(Saved entries)
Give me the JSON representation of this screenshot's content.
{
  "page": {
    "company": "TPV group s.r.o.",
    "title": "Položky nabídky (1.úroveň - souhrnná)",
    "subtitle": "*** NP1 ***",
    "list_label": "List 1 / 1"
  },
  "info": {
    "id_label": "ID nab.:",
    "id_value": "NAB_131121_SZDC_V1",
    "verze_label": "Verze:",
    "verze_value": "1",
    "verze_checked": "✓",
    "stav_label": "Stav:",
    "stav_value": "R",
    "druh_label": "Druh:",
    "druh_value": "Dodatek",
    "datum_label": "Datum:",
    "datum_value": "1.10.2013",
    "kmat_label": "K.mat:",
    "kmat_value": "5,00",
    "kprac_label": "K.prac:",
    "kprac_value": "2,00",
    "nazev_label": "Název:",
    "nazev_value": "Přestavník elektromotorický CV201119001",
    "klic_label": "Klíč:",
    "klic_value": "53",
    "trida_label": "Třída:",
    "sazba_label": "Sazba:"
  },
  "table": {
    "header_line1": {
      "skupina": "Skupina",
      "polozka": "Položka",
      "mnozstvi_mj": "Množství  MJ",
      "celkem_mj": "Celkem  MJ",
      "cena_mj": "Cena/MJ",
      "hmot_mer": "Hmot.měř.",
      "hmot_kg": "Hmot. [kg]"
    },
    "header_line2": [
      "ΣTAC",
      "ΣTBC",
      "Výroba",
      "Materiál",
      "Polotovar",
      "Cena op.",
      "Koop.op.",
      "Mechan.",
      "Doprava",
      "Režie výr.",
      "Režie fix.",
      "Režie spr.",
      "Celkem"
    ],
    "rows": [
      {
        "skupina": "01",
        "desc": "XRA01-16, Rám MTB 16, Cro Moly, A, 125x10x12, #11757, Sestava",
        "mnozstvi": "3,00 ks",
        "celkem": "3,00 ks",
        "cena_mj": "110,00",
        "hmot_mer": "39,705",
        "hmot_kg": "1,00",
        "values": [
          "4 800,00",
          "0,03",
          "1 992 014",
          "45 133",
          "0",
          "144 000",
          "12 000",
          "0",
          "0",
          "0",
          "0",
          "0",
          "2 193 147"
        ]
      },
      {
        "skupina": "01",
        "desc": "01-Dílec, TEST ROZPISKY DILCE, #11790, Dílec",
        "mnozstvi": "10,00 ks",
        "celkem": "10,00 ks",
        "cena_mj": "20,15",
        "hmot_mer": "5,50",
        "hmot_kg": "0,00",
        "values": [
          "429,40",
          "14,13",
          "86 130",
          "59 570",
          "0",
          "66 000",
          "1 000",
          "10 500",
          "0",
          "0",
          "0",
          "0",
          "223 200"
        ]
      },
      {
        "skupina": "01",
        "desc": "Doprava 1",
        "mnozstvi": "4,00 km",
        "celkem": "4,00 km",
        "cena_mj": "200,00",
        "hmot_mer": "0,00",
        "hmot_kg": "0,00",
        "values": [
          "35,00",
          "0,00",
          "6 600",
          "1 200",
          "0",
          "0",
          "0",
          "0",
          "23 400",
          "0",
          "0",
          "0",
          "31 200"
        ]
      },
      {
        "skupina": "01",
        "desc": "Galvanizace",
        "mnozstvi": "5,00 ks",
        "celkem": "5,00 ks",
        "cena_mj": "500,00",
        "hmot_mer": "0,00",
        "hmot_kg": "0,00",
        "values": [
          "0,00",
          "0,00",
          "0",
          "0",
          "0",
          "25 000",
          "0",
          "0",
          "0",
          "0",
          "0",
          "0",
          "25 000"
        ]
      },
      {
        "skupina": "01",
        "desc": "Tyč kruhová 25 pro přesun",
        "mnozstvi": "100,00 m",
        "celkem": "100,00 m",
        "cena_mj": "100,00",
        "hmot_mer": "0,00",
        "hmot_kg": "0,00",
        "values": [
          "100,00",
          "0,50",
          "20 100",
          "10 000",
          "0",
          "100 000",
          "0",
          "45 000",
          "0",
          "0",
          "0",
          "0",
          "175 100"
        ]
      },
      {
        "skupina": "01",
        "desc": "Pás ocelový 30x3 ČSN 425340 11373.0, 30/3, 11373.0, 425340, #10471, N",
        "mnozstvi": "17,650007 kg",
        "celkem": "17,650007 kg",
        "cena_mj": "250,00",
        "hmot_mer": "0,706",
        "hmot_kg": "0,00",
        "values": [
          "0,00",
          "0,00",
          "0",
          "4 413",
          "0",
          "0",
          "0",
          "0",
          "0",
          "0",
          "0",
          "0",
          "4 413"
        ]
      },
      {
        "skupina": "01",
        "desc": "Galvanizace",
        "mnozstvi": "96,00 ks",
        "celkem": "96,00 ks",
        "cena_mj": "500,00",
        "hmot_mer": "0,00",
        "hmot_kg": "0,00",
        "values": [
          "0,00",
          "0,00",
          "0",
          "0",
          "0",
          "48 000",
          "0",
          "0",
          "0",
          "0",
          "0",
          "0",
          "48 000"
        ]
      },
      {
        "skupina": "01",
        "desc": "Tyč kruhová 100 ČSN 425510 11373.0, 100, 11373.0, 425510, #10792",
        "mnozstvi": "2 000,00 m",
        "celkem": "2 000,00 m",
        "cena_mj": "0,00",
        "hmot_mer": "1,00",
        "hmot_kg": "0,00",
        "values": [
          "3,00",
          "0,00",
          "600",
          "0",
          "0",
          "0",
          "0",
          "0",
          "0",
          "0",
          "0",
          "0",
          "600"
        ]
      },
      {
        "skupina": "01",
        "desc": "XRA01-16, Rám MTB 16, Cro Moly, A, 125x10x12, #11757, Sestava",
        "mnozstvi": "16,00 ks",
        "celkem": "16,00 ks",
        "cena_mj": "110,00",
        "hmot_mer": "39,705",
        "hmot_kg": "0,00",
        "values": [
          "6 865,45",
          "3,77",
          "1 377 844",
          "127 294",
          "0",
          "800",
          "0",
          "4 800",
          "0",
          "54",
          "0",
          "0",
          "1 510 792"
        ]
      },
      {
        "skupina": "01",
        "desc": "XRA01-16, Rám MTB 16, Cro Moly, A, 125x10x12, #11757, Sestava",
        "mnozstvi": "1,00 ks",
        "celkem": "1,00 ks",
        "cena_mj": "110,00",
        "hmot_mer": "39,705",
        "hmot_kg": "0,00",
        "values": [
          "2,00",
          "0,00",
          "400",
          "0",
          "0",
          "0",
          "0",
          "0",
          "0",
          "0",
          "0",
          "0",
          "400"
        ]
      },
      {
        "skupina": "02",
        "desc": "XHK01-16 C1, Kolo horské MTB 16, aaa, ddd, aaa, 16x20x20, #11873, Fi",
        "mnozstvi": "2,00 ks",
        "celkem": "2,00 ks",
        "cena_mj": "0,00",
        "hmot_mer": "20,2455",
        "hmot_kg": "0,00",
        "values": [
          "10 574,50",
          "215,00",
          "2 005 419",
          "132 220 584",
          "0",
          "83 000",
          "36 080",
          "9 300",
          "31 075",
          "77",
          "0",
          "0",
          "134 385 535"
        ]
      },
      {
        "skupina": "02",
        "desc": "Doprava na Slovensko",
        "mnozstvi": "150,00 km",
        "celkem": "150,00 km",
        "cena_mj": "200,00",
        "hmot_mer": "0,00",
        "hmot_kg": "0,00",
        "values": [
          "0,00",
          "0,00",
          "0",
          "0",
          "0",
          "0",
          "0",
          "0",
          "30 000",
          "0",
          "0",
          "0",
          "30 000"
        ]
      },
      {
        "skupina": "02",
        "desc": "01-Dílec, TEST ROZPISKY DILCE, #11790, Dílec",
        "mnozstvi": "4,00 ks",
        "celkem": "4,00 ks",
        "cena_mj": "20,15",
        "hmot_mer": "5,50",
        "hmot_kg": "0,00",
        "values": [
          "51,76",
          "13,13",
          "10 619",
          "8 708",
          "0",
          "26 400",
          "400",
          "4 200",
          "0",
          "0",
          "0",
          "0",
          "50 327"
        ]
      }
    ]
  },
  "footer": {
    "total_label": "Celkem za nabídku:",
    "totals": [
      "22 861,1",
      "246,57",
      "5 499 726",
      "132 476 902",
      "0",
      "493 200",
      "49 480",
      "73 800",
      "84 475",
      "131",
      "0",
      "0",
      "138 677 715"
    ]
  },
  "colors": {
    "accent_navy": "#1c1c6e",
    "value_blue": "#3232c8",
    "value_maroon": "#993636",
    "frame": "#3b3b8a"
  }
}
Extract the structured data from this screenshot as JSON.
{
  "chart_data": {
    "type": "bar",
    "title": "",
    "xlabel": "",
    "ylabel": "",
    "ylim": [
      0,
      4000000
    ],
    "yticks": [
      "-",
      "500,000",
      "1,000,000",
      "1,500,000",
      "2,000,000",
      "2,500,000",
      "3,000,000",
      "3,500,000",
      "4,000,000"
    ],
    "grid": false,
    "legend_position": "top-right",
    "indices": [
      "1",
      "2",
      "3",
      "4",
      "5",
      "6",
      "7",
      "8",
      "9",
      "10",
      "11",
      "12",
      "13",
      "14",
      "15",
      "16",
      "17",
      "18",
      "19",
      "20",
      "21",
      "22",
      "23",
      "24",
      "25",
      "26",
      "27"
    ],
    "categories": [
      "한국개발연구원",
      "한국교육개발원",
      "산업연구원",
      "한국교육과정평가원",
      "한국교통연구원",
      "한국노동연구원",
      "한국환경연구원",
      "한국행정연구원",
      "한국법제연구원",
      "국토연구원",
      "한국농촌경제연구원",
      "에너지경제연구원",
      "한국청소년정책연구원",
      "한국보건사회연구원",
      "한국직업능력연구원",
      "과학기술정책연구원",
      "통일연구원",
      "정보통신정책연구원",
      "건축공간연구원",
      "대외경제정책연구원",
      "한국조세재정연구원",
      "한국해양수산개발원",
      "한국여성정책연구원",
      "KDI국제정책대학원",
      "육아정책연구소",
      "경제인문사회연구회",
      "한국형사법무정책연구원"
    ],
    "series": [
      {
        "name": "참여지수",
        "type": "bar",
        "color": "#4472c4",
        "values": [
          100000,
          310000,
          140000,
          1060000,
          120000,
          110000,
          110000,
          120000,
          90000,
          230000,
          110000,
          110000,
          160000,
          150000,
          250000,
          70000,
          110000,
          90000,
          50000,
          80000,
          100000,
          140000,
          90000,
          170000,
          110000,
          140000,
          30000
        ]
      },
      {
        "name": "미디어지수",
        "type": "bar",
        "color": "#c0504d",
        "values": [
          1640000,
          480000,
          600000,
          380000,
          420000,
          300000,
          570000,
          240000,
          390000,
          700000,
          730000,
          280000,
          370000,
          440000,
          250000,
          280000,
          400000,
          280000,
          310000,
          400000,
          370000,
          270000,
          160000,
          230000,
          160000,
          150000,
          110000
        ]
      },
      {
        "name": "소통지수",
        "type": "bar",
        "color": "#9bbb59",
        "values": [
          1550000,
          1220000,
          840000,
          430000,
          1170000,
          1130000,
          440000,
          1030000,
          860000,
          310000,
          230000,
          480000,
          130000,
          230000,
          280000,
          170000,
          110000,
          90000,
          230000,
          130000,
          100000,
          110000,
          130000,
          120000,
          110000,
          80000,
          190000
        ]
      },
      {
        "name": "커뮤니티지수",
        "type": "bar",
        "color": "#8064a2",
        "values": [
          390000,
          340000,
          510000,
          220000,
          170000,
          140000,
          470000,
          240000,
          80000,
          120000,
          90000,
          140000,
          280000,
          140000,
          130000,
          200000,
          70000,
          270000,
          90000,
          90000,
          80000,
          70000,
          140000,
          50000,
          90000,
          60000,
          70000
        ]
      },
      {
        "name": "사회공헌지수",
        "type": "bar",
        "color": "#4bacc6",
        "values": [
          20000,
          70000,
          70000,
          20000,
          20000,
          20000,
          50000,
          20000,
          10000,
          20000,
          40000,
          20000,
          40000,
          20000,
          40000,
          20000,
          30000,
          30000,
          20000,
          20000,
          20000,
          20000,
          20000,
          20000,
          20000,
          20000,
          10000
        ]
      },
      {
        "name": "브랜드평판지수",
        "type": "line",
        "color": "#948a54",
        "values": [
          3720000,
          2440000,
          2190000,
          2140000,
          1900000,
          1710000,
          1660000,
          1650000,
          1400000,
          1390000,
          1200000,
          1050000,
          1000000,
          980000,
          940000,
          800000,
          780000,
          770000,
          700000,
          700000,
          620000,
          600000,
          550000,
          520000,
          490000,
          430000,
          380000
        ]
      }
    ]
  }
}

● AIM
Gather up, from the records above, each line where the word "JSON" appears.

● COMPLETE RESPONSE
Give me the JSON representation of this screenshot's content.
Extract the structured data from this screenshot as JSON.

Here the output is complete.